### Problem details
Output the full listing below exactly, without the pictures.

#### Input data ####

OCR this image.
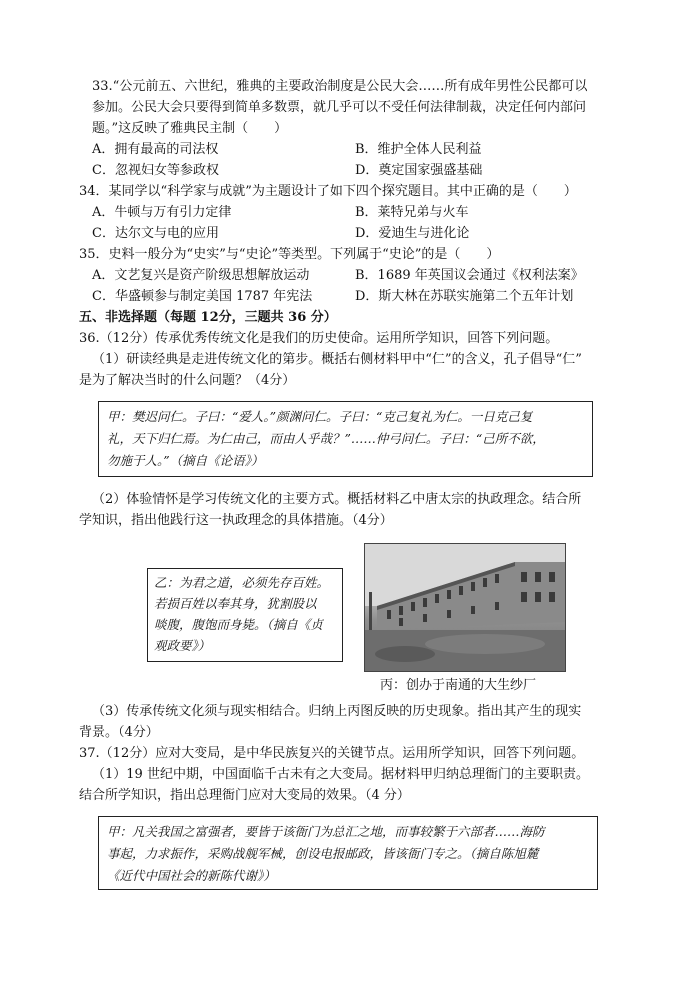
33.“公元前五、六世纪，雅典的主要政治制度是公民大会……所有成年男性公民都可以
参加。公民大会只要得到简单多数票，就几乎可以不受任何法律制裁，决定任何内部问
题。”这反映了雅典民主制（　　）
A．拥有最高的司法权	B．维护全体人民利益
C．忽视妇女等参政权	D．奠定国家强盛基础
34．某同学以“科学家与成就”为主题设计了如下四个探究题目。其中正确的是（　　）
A．牛顿与万有引力定律	B．莱特兄弟与火车
C．达尔文与电的应用	D．爱迪生与进化论
35．史料一般分为“史实”与“史论”等类型。下列属于“史论”的是（　　）
A．文艺复兴是资产阶级思想解放运动	B．1689 年英国议会通过《权利法案》
C．华盛顿参与制定美国 1787 年宪法	D．斯大林在苏联实施第二个五年计划
五、非选择题（每题 12分，三题共 36 分）
36.（12分）传承优秀传统文化是我们的历史使命。运用所学知识，回答下列问题。
（1）研读经典是走进传统文化的第步。概括右侧材料甲中“仁”的含义，孔子倡导“仁”
是为了解决当时的什么问题？（4分）
甲：樊迟问仁。子曰：“爱人。”颜渊问仁。子曰：“克己复礼为仁。一日克己复
礼，天下归仁焉。为仁由己，而由人乎哉？”……仲弓问仁。子曰：“己所不欲，
勿施于人。”（摘自《论语》）
（2）体验情怀是学习传统文化的主要方式。概括材料乙中唐太宗的执政理念。结合所
学知识，指出他践行这一执政理念的具体措施。（4分）
乙：为君之道，必须先存百姓。
若损百姓以奉其身，犹割股以
啖腹，腹饱而身毙。（摘自《贞
观政要》）
丙：创办于南通的大生纱厂
（3）传承传统文化须与现实相结合。归纳上丙图反映的历史现象。指出其产生的现实
背景。（4分）
37.（12分）应对大变局，是中华民族复兴的关键节点。运用所学知识，回答下列问题。
（1）19 世纪中期，中国面临千古未有之大变局。据材料甲归纳总理衙门的主要职责。
结合所学知识，指出总理衙门应对大变局的效果。（4 分）
甲：凡关我国之富强者，要皆于该衙门为总汇之地，而事较繁于六部者……海防
事起，力求振作，采购战舰军械，创设电报邮政，皆该衙门专之。（摘自陈旭麓
《近代中国社会的新陈代谢》）
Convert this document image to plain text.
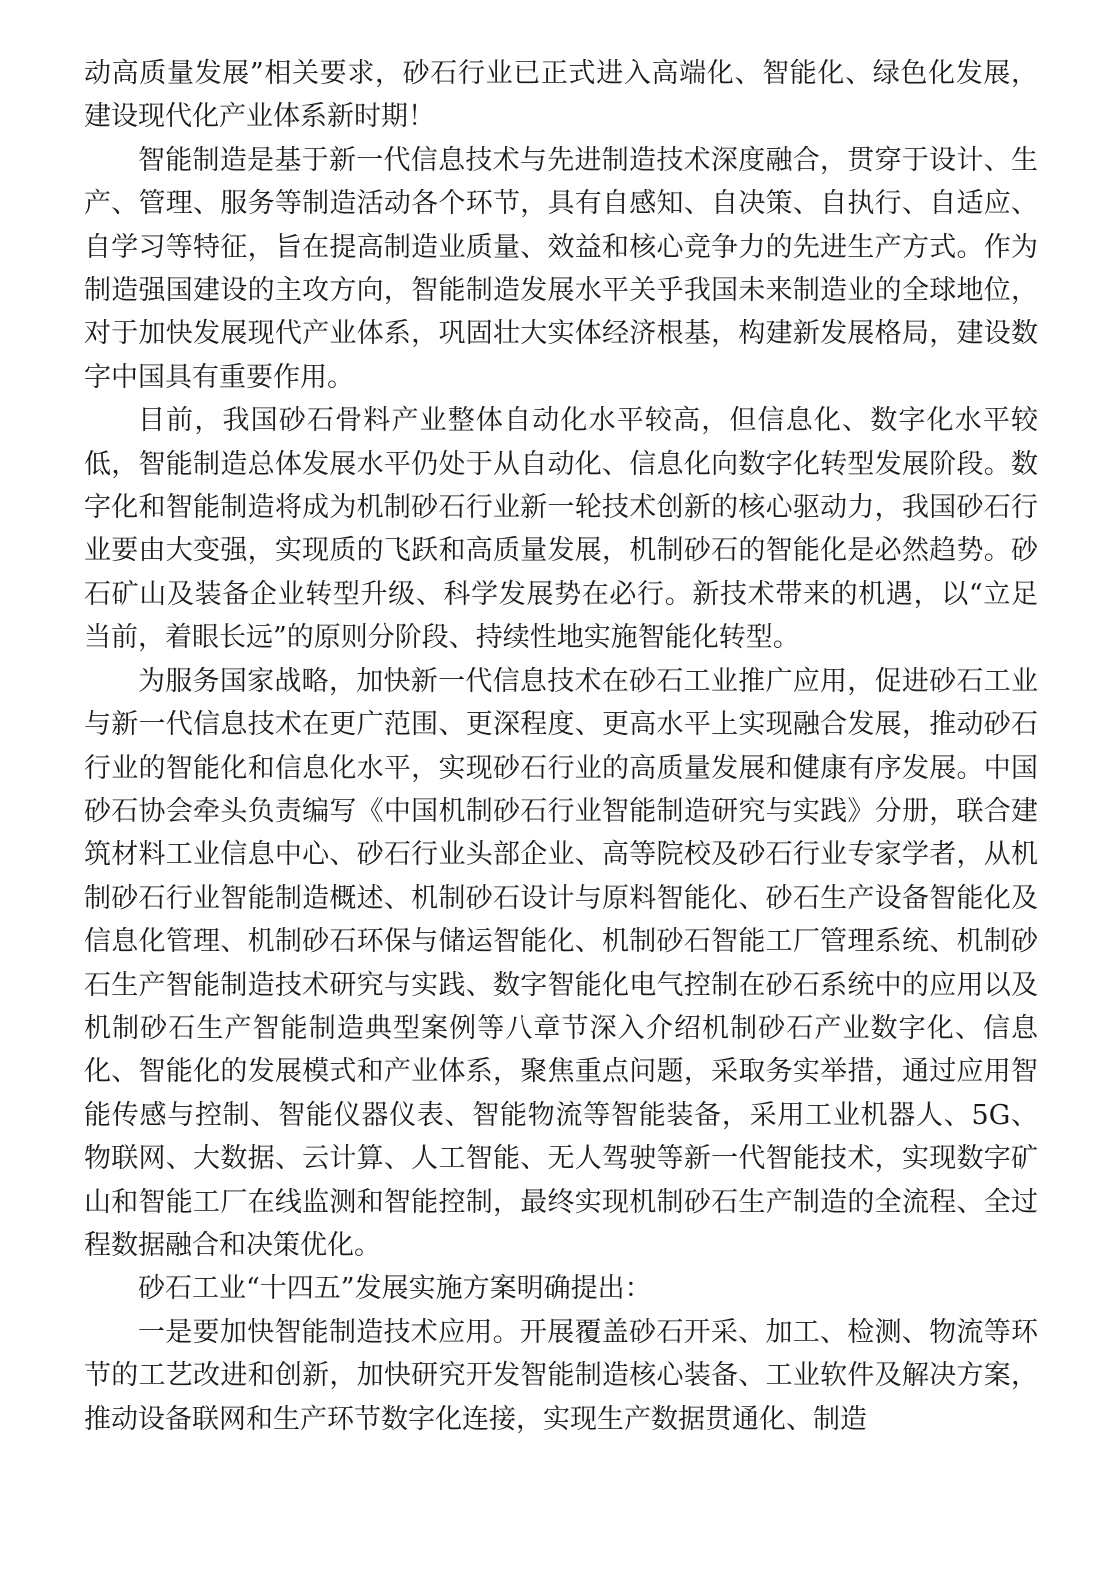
动高质量发展”相关要求，砂石行业已正式进入高端化、智能化、绿色化发展，建设现代化产业体系新时期！

智能制造是基于新一代信息技术与先进制造技术深度融合，贯穿于设计、生产、管理、服务等制造活动各个环节，具有自感知、自决策、自执行、自适应、自学习等特征，旨在提高制造业质量、效益和核心竞争力的先进生产方式。作为制造强国建设的主攻方向，智能制造发展水平关乎我国未来制造业的全球地位，对于加快发展现代产业体系，巩固壮大实体经济根基，构建新发展格局，建设数字中国具有重要作用。

目前，我国砂石骨料产业整体自动化水平较高，但信息化、数字化水平较低，智能制造总体发展水平仍处于从自动化、信息化向数字化转型发展阶段。数字化和智能制造将成为机制砂石行业新一轮技术创新的核心驱动力，我国砂石行业要由大变强，实现质的飞跃和高质量发展，机制砂石的智能化是必然趋势。砂石矿山及装备企业转型升级、科学发展势在必行。新技术带来的机遇，以“立足当前，着眼长远”的原则分阶段、持续性地实施智能化转型。

为服务国家战略，加快新一代信息技术在砂石工业推广应用，促进砂石工业与新一代信息技术在更广范围、更深程度、更高水平上实现融合发展，推动砂石行业的智能化和信息化水平，实现砂石行业的高质量发展和健康有序发展。中国砂石协会牵头负责编写《中国机制砂石行业智能制造研究与实践》分册，联合建筑材料工业信息中心、砂石行业头部企业、高等院校及砂石行业专家学者，从机制砂石行业智能制造概述、机制砂石设计与原料智能化、砂石生产设备智能化及信息化管理、机制砂石环保与储运智能化、机制砂石智能工厂管理系统、机制砂石生产智能制造技术研究与实践、数字智能化电气控制在砂石系统中的应用以及机制砂石生产智能制造典型案例等八章节深入介绍机制砂石产业数字化、信息化、智能化的发展模式和产业体系，聚焦重点问题，采取务实举措，通过应用智能传感与控制、智能仪器仪表、智能物流等智能装备，采用工业机器人、5G、物联网、大数据、云计算、人工智能、无人驾驶等新一代智能技术，实现数字矿山和智能工厂在线监测和智能控制，最终实现机制砂石生产制造的全流程、全过程数据融合和决策优化。

砂石工业“十四五”发展实施方案明确提出：

一是要加快智能制造技术应用。开展覆盖砂石开采、加工、检测、物流等环节的工艺改进和创新，加快研究开发智能制造核心装备、工业软件及解决方案，推动设备联网和生产环节数字化连接，实现生产数据贯通化、制造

####

### Final result
OCR this image.
33.“公元前五、六世纪，雅典的主要政治制度是公民大会……所有成年男性公民都可以
参加。公民大会只要得到简单多数票，就几乎可以不受任何法律制裁，决定任何内部问
题。”这反映了雅典民主制（　　）
A．拥有最高的司法权	B．维护全体人民利益
C．忽视妇女等参政权	D．奠定国家强盛基础
34．某同学以“科学家与成就”为主题设计了如下四个探究题目。其中正确的是（　　）
A．牛顿与万有引力定律	B．莱特兄弟与火车
C．达尔文与电的应用	D．爱迪生与进化论
35．史料一般分为“史实”与“史论”等类型。下列属于“史论”的是（　　）
A．文艺复兴是资产阶级思想解放运动	B．1689 年英国议会通过《权利法案》
C．华盛顿参与制定美国 1787 年宪法	D．斯大林在苏联实施第二个五年计划
五、非选择题（每题 12分，三题共 36 分）
36.（12分）传承优秀传统文化是我们的历史使命。运用所学知识，回答下列问题。
（1）研读经典是走进传统文化的第步。概括右侧材料甲中“仁”的含义，孔子倡导“仁”
是为了解决当时的什么问题？（4分）
甲：樊迟问仁。子曰：“爱人。”颜渊问仁。子曰：“克己复礼为仁。一日克己复
礼，天下归仁焉。为仁由己，而由人乎哉？”……仲弓问仁。子曰：“己所不欲，
勿施于人。”（摘自《论语》）
（2）体验情怀是学习传统文化的主要方式。概括材料乙中唐太宗的执政理念。结合所
学知识，指出他践行这一执政理念的具体措施。（4分）
乙：为君之道，必须先存百姓。
若损百姓以奉其身，犹割股以
啖腹，腹饱而身毙。（摘自《贞
观政要》）
丙：创办于南通的大生纱厂
（3）传承传统文化须与现实相结合。归纳上丙图反映的历史现象。指出其产生的现实
背景。（4分）
37.（12分）应对大变局，是中华民族复兴的关键节点。运用所学知识，回答下列问题。
（1）19 世纪中期，中国面临千古未有之大变局。据材料甲归纳总理衙门的主要职责。
结合所学知识，指出总理衙门应对大变局的效果。（4 分）
甲：凡关我国之富强者，要皆于该衙门为总汇之地，而事较繁于六部者……海防
事起，力求振作，采购战舰军械，创设电报邮政，皆该衙门专之。（摘自陈旭麓
《近代中国社会的新陈代谢》）
Convert this document image to plain text.
动高质量发展”相关要求，砂石行业已正式进入高端化、智能化、绿色化发展，建设现代化产业体系新时期！

智能制造是基于新一代信息技术与先进制造技术深度融合，贯穿于设计、生产、管理、服务等制造活动各个环节，具有自感知、自决策、自执行、自适应、自学习等特征，旨在提高制造业质量、效益和核心竞争力的先进生产方式。作为制造强国建设的主攻方向，智能制造发展水平关乎我国未来制造业的全球地位，对于加快发展现代产业体系，巩固壮大实体经济根基，构建新发展格局，建设数字中国具有重要作用。

目前，我国砂石骨料产业整体自动化水平较高，但信息化、数字化水平较低，智能制造总体发展水平仍处于从自动化、信息化向数字化转型发展阶段。数字化和智能制造将成为机制砂石行业新一轮技术创新的核心驱动力，我国砂石行业要由大变强，实现质的飞跃和高质量发展，机制砂石的智能化是必然趋势。砂石矿山及装备企业转型升级、科学发展势在必行。新技术带来的机遇，以“立足当前，着眼长远”的原则分阶段、持续性地实施智能化转型。

为服务国家战略，加快新一代信息技术在砂石工业推广应用，促进砂石工业与新一代信息技术在更广范围、更深程度、更高水平上实现融合发展，推动砂石行业的智能化和信息化水平，实现砂石行业的高质量发展和健康有序发展。中国砂石协会牵头负责编写《中国机制砂石行业智能制造研究与实践》分册，联合建筑材料工业信息中心、砂石行业头部企业、高等院校及砂石行业专家学者，从机制砂石行业智能制造概述、机制砂石设计与原料智能化、砂石生产设备智能化及信息化管理、机制砂石环保与储运智能化、机制砂石智能工厂管理系统、机制砂石生产智能制造技术研究与实践、数字智能化电气控制在砂石系统中的应用以及机制砂石生产智能制造典型案例等八章节深入介绍机制砂石产业数字化、信息化、智能化的发展模式和产业体系，聚焦重点问题，采取务实举措，通过应用智能传感与控制、智能仪器仪表、智能物流等智能装备，采用工业机器人、5G、物联网、大数据、云计算、人工智能、无人驾驶等新一代智能技术，实现数字矿山和智能工厂在线监测和智能控制，最终实现机制砂石生产制造的全流程、全过程数据融合和决策优化。

砂石工业“十四五”发展实施方案明确提出：

一是要加快智能制造技术应用。开展覆盖砂石开采、加工、检测、物流等环节的工艺改进和创新，加快研究开发智能制造核心装备、工业软件及解决方案，推动设备联网和生产环节数字化连接，实现生产数据贯通化、制造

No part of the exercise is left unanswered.